>> start INPUT MATERIAL
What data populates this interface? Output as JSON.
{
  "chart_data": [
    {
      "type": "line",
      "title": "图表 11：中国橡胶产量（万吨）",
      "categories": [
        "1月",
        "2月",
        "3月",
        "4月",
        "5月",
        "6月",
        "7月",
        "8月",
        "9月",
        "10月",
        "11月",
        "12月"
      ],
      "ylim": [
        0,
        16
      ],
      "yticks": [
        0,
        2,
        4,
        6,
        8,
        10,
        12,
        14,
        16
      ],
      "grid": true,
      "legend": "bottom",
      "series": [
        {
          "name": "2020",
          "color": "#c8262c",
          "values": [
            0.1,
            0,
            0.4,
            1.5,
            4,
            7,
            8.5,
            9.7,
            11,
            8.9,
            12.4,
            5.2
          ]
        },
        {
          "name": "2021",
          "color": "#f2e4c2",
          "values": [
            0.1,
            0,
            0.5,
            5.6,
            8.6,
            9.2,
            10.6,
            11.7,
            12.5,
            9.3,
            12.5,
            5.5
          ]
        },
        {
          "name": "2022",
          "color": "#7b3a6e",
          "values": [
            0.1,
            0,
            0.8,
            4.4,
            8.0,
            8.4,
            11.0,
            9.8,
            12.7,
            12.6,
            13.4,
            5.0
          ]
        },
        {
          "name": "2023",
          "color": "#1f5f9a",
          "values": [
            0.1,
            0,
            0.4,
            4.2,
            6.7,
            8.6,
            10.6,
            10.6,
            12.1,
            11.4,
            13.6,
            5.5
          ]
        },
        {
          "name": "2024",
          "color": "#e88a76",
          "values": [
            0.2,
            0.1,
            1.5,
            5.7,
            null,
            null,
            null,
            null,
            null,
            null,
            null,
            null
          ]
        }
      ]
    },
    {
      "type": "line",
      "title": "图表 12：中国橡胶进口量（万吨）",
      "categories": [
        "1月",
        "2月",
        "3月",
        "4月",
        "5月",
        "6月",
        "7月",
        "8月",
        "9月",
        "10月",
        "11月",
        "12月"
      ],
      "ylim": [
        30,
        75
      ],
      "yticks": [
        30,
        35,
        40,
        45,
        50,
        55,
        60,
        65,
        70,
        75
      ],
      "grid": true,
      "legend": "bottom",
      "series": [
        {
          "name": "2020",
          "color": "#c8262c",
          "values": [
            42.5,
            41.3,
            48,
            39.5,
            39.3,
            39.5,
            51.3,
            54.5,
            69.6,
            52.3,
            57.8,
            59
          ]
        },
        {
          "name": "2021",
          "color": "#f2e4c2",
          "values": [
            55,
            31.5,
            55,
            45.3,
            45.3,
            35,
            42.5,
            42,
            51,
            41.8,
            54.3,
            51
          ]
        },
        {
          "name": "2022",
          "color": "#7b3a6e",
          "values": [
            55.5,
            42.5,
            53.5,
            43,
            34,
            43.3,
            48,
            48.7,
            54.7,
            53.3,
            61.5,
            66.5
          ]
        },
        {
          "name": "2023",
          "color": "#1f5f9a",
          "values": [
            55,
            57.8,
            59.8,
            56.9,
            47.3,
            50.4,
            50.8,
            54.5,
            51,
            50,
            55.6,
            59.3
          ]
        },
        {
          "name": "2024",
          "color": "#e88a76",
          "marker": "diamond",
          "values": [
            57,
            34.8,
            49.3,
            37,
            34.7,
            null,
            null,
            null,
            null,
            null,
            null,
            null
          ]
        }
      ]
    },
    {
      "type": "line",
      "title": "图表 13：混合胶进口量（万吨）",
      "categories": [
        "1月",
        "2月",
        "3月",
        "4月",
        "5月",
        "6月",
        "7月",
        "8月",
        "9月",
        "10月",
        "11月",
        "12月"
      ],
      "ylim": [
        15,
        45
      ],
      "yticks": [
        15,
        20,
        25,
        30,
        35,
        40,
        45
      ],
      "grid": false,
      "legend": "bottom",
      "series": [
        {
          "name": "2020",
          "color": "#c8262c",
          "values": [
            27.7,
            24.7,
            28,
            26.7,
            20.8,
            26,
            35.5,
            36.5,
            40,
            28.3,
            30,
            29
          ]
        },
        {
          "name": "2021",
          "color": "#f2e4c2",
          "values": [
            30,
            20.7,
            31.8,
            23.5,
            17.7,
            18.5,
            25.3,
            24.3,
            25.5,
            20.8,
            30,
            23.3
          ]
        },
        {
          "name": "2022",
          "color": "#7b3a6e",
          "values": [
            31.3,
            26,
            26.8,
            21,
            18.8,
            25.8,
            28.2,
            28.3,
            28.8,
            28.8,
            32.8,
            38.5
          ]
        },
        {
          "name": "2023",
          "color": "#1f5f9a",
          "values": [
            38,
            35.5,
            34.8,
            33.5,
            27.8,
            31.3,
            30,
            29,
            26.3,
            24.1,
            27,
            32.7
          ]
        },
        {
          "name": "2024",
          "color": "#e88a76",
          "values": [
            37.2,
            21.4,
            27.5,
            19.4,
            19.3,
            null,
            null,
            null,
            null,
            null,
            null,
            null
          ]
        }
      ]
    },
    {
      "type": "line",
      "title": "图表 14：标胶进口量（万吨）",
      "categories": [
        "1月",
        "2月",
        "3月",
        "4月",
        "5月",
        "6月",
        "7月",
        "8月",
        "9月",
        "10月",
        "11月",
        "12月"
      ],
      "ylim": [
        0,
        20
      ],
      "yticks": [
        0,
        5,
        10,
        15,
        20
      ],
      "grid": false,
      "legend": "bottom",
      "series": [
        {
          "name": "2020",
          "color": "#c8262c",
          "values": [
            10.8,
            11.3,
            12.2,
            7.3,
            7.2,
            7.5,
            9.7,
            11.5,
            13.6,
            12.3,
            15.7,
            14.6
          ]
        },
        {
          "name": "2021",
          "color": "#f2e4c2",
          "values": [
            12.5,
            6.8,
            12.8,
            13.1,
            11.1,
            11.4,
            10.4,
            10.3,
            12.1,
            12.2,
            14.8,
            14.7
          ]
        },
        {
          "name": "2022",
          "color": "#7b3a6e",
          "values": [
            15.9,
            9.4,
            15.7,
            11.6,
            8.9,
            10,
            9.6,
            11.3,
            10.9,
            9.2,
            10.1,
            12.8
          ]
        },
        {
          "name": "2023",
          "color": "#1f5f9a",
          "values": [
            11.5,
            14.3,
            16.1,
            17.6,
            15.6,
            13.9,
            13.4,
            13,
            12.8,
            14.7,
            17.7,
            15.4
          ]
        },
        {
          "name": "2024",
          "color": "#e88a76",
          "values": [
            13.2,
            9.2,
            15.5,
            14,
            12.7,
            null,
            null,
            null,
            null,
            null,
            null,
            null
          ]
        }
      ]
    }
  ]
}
>> end INPUT MATERIAL
(STATED GOAL): Give the material above again, word for word.

(SOLUTION FOR THIS PROBLEM):
What data populates this interface? Output as JSON.
{
  "chart_data": [
    {
      "type": "line",
      "title": "图表 11：中国橡胶产量（万吨）",
      "categories": [
        "1月",
        "2月",
        "3月",
        "4月",
        "5月",
        "6月",
        "7月",
        "8月",
        "9月",
        "10月",
        "11月",
        "12月"
      ],
      "ylim": [
        0,
        16
      ],
      "yticks": [
        0,
        2,
        4,
        6,
        8,
        10,
        12,
        14,
        16
      ],
      "grid": true,
      "legend": "bottom",
      "series": [
        {
          "name": "2020",
          "color": "#c8262c",
          "values": [
            0.1,
            0,
            0.4,
            1.5,
            4,
            7,
            8.5,
            9.7,
            11,
            8.9,
            12.4,
            5.2
          ]
        },
        {
          "name": "2021",
          "color": "#f2e4c2",
          "values": [
            0.1,
            0,
            0.5,
            5.6,
            8.6,
            9.2,
            10.6,
            11.7,
            12.5,
            9.3,
            12.5,
            5.5
          ]
        },
        {
          "name": "2022",
          "color": "#7b3a6e",
          "values": [
            0.1,
            0,
            0.8,
            4.4,
            8.0,
            8.4,
            11.0,
            9.8,
            12.7,
            12.6,
            13.4,
            5.0
          ]
        },
        {
          "name": "2023",
          "color": "#1f5f9a",
          "values": [
            0.1,
            0,
            0.4,
            4.2,
            6.7,
            8.6,
            10.6,
            10.6,
            12.1,
            11.4,
            13.6,
            5.5
          ]
        },
        {
          "name": "2024",
          "color": "#e88a76",
          "values": [
            0.2,
            0.1,
            1.5,
            5.7,
            null,
            null,
            null,
            null,
            null,
            null,
            null,
            null
          ]
        }
      ]
    },
    {
      "type": "line",
      "title": "图表 12：中国橡胶进口量（万吨）",
      "categories": [
        "1月",
        "2月",
        "3月",
        "4月",
        "5月",
        "6月",
        "7月",
        "8月",
        "9月",
        "10月",
        "11月",
        "12月"
      ],
      "ylim": [
        30,
        75
      ],
      "yticks": [
        30,
        35,
        40,
        45,
        50,
        55,
        60,
        65,
        70,
        75
      ],
      "grid": true,
      "legend": "bottom",
      "series": [
        {
          "name": "2020",
          "color": "#c8262c",
          "values": [
            42.5,
            41.3,
            48,
            39.5,
            39.3,
            39.5,
            51.3,
            54.5,
            69.6,
            52.3,
            57.8,
            59
          ]
        },
        {
          "name": "2021",
          "color": "#f2e4c2",
          "values": [
            55,
            31.5,
            55,
            45.3,
            45.3,
            35,
            42.5,
            42,
            51,
            41.8,
            54.3,
            51
          ]
        },
        {
          "name": "2022",
          "color": "#7b3a6e",
          "values": [
            55.5,
            42.5,
            53.5,
            43,
            34,
            43.3,
            48,
            48.7,
            54.7,
            53.3,
            61.5,
            66.5
          ]
        },
        {
          "name": "2023",
          "color": "#1f5f9a",
          "values": [
            55,
            57.8,
            59.8,
            56.9,
            47.3,
            50.4,
            50.8,
            54.5,
            51,
            50,
            55.6,
            59.3
          ]
        },
        {
          "name": "2024",
          "color": "#e88a76",
          "marker": "diamond",
          "values": [
            57,
            34.8,
            49.3,
            37,
            34.7,
            null,
            null,
            null,
            null,
            null,
            null,
            null
          ]
        }
      ]
    },
    {
      "type": "line",
      "title": "图表 13：混合胶进口量（万吨）",
      "categories": [
        "1月",
        "2月",
        "3月",
        "4月",
        "5月",
        "6月",
        "7月",
        "8月",
        "9月",
        "10月",
        "11月",
        "12月"
      ],
      "ylim": [
        15,
        45
      ],
      "yticks": [
        15,
        20,
        25,
        30,
        35,
        40,
        45
      ],
      "grid": false,
      "legend": "bottom",
      "series": [
        {
          "name": "2020",
          "color": "#c8262c",
          "values": [
            27.7,
            24.7,
            28,
            26.7,
            20.8,
            26,
            35.5,
            36.5,
            40,
            28.3,
            30,
            29
          ]
        },
        {
          "name": "2021",
          "color": "#f2e4c2",
          "values": [
            30,
            20.7,
            31.8,
            23.5,
            17.7,
            18.5,
            25.3,
            24.3,
            25.5,
            20.8,
            30,
            23.3
          ]
        },
        {
          "name": "2022",
          "color": "#7b3a6e",
          "values": [
            31.3,
            26,
            26.8,
            21,
            18.8,
            25.8,
            28.2,
            28.3,
            28.8,
            28.8,
            32.8,
            38.5
          ]
        },
        {
          "name": "2023",
          "color": "#1f5f9a",
          "values": [
            38,
            35.5,
            34.8,
            33.5,
            27.8,
            31.3,
            30,
            29,
            26.3,
            24.1,
            27,
            32.7
          ]
        },
        {
          "name": "2024",
          "color": "#e88a76",
          "values": [
            37.2,
            21.4,
            27.5,
            19.4,
            19.3,
            null,
            null,
            null,
            null,
            null,
            null,
            null
          ]
        }
      ]
    },
    {
      "type": "line",
      "title": "图表 14：标胶进口量（万吨）",
      "categories": [
        "1月",
        "2月",
        "3月",
        "4月",
        "5月",
        "6月",
        "7月",
        "8月",
        "9月",
        "10月",
        "11月",
        "12月"
      ],
      "ylim": [
        0,
        20
      ],
      "yticks": [
        0,
        5,
        10,
        15,
        20
      ],
      "grid": false,
      "legend": "bottom",
      "series": [
        {
          "name": "2020",
          "color": "#c8262c",
          "values": [
            10.8,
            11.3,
            12.2,
            7.3,
            7.2,
            7.5,
            9.7,
            11.5,
            13.6,
            12.3,
            15.7,
            14.6
          ]
        },
        {
          "name": "2021",
          "color": "#f2e4c2",
          "values": [
            12.5,
            6.8,
            12.8,
            13.1,
            11.1,
            11.4,
            10.4,
            10.3,
            12.1,
            12.2,
            14.8,
            14.7
          ]
        },
        {
          "name": "2022",
          "color": "#7b3a6e",
          "values": [
            15.9,
            9.4,
            15.7,
            11.6,
            8.9,
            10,
            9.6,
            11.3,
            10.9,
            9.2,
            10.1,
            12.8
          ]
        },
        {
          "name": "2023",
          "color": "#1f5f9a",
          "values": [
            11.5,
            14.3,
            16.1,
            17.6,
            15.6,
            13.9,
            13.4,
            13,
            12.8,
            14.7,
            17.7,
            15.4
          ]
        },
        {
          "name": "2024",
          "color": "#e88a76",
          "values": [
            13.2,
            9.2,
            15.5,
            14,
            12.7,
            null,
            null,
            null,
            null,
            null,
            null,
            null
          ]
        }
      ]
    }
  ]
}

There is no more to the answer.